Information given ::
## Start

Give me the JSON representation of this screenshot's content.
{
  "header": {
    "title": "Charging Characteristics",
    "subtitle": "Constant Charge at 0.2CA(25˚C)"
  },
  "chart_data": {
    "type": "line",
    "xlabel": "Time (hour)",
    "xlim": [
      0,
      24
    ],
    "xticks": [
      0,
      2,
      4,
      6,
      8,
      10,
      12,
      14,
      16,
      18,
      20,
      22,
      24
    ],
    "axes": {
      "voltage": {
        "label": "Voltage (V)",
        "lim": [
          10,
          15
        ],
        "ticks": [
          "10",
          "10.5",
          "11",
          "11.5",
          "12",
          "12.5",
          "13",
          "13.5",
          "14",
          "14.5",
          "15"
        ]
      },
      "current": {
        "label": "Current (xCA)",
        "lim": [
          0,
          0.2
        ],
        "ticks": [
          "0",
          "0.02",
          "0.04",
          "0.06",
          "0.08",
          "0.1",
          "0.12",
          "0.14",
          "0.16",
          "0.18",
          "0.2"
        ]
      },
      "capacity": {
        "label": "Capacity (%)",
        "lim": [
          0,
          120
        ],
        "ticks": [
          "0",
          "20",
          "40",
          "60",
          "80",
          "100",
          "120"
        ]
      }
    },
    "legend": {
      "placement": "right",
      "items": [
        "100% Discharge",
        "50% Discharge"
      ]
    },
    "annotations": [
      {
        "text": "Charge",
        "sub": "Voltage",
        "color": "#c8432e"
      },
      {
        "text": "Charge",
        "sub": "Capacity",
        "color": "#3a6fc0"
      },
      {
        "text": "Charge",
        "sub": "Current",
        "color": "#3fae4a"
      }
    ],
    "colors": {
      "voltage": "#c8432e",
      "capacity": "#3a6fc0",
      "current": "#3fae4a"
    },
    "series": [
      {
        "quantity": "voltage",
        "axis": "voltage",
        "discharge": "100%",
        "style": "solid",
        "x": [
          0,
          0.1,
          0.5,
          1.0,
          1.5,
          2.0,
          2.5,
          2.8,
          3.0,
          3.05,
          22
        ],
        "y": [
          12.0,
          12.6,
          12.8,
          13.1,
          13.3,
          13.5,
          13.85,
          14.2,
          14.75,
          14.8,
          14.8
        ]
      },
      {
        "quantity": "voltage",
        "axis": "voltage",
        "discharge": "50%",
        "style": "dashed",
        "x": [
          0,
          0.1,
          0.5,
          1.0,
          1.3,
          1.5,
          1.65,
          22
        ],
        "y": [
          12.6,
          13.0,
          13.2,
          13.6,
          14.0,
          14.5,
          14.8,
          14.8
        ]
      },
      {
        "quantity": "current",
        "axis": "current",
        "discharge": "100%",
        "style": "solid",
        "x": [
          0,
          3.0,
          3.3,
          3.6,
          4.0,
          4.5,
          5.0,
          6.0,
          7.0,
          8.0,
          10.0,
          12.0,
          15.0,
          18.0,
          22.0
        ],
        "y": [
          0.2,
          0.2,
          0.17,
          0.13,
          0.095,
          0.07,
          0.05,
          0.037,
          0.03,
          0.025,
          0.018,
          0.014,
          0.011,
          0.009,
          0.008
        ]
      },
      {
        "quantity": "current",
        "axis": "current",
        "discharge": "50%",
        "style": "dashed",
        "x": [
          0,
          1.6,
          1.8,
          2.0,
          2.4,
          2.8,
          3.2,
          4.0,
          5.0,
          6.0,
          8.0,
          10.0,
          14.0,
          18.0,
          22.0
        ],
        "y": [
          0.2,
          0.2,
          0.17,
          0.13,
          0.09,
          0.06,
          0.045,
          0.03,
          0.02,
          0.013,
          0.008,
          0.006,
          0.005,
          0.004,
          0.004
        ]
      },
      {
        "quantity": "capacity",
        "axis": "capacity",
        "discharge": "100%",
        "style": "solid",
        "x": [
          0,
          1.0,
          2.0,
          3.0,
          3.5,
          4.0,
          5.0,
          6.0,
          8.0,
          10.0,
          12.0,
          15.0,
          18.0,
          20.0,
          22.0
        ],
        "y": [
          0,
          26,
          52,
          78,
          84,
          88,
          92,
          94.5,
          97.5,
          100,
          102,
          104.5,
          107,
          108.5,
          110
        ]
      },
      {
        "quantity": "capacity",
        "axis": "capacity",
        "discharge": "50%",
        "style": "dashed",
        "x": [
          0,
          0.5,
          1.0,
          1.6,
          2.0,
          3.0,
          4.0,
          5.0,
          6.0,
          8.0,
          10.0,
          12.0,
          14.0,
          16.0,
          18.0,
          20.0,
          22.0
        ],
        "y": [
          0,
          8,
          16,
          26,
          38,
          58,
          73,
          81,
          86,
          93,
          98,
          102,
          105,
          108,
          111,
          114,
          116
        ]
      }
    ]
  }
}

## End

Retype all of the material, keeping each line exact.

Give me the JSON representation of this screenshot's content.
{
  "header": {
    "title": "Charging Characteristics",
    "subtitle": "Constant Charge at 0.2CA(25˚C)"
  },
  "chart_data": {
    "type": "line",
    "xlabel": "Time (hour)",
    "xlim": [
      0,
      24
    ],
    "xticks": [
      0,
      2,
      4,
      6,
      8,
      10,
      12,
      14,
      16,
      18,
      20,
      22,
      24
    ],
    "axes": {
      "voltage": {
        "label": "Voltage (V)",
        "lim": [
          10,
          15
        ],
        "ticks": [
          "10",
          "10.5",
          "11",
          "11.5",
          "12",
          "12.5",
          "13",
          "13.5",
          "14",
          "14.5",
          "15"
        ]
      },
      "current": {
        "label": "Current (xCA)",
        "lim": [
          0,
          0.2
        ],
        "ticks": [
          "0",
          "0.02",
          "0.04",
          "0.06",
          "0.08",
          "0.1",
          "0.12",
          "0.14",
          "0.16",
          "0.18",
          "0.2"
        ]
      },
      "capacity": {
        "label": "Capacity (%)",
        "lim": [
          0,
          120
        ],
        "ticks": [
          "0",
          "20",
          "40",
          "60",
          "80",
          "100",
          "120"
        ]
      }
    },
    "legend": {
      "placement": "right",
      "items": [
        "100% Discharge",
        "50% Discharge"
      ]
    },
    "annotations": [
      {
        "text": "Charge",
        "sub": "Voltage",
        "color": "#c8432e"
      },
      {
        "text": "Charge",
        "sub": "Capacity",
        "color": "#3a6fc0"
      },
      {
        "text": "Charge",
        "sub": "Current",
        "color": "#3fae4a"
      }
    ],
    "colors": {
      "voltage": "#c8432e",
      "capacity": "#3a6fc0",
      "current": "#3fae4a"
    },
    "series": [
      {
        "quantity": "voltage",
        "axis": "voltage",
        "discharge": "100%",
        "style": "solid",
        "x": [
          0,
          0.1,
          0.5,
          1.0,
          1.5,
          2.0,
          2.5,
          2.8,
          3.0,
          3.05,
          22
        ],
        "y": [
          12.0,
          12.6,
          12.8,
          13.1,
          13.3,
          13.5,
          13.85,
          14.2,
          14.75,
          14.8,
          14.8
        ]
      },
      {
        "quantity": "voltage",
        "axis": "voltage",
        "discharge": "50%",
        "style": "dashed",
        "x": [
          0,
          0.1,
          0.5,
          1.0,
          1.3,
          1.5,
          1.65,
          22
        ],
        "y": [
          12.6,
          13.0,
          13.2,
          13.6,
          14.0,
          14.5,
          14.8,
          14.8
        ]
      },
      {
        "quantity": "current",
        "axis": "current",
        "discharge": "100%",
        "style": "solid",
        "x": [
          0,
          3.0,
          3.3,
          3.6,
          4.0,
          4.5,
          5.0,
          6.0,
          7.0,
          8.0,
          10.0,
          12.0,
          15.0,
          18.0,
          22.0
        ],
        "y": [
          0.2,
          0.2,
          0.17,
          0.13,
          0.095,
          0.07,
          0.05,
          0.037,
          0.03,
          0.025,
          0.018,
          0.014,
          0.011,
          0.009,
          0.008
        ]
      },
      {
        "quantity": "current",
        "axis": "current",
        "discharge": "50%",
        "style": "dashed",
        "x": [
          0,
          1.6,
          1.8,
          2.0,
          2.4,
          2.8,
          3.2,
          4.0,
          5.0,
          6.0,
          8.0,
          10.0,
          14.0,
          18.0,
          22.0
        ],
        "y": [
          0.2,
          0.2,
          0.17,
          0.13,
          0.09,
          0.06,
          0.045,
          0.03,
          0.02,
          0.013,
          0.008,
          0.006,
          0.005,
          0.004,
          0.004
        ]
      },
      {
        "quantity": "capacity",
        "axis": "capacity",
        "discharge": "100%",
        "style": "solid",
        "x": [
          0,
          1.0,
          2.0,
          3.0,
          3.5,
          4.0,
          5.0,
          6.0,
          8.0,
          10.0,
          12.0,
          15.0,
          18.0,
          20.0,
          22.0
        ],
        "y": [
          0,
          26,
          52,
          78,
          84,
          88,
          92,
          94.5,
          97.5,
          100,
          102,
          104.5,
          107,
          108.5,
          110
        ]
      },
      {
        "quantity": "capacity",
        "axis": "capacity",
        "discharge": "50%",
        "style": "dashed",
        "x": [
          0,
          0.5,
          1.0,
          1.6,
          2.0,
          3.0,
          4.0,
          5.0,
          6.0,
          8.0,
          10.0,
          12.0,
          14.0,
          16.0,
          18.0,
          20.0,
          22.0
        ],
        "y": [
          0,
          8,
          16,
          26,
          38,
          58,
          73,
          81,
          86,
          93,
          98,
          102,
          105,
          108,
          111,
          114,
          116
        ]
      }
    ]
  }
}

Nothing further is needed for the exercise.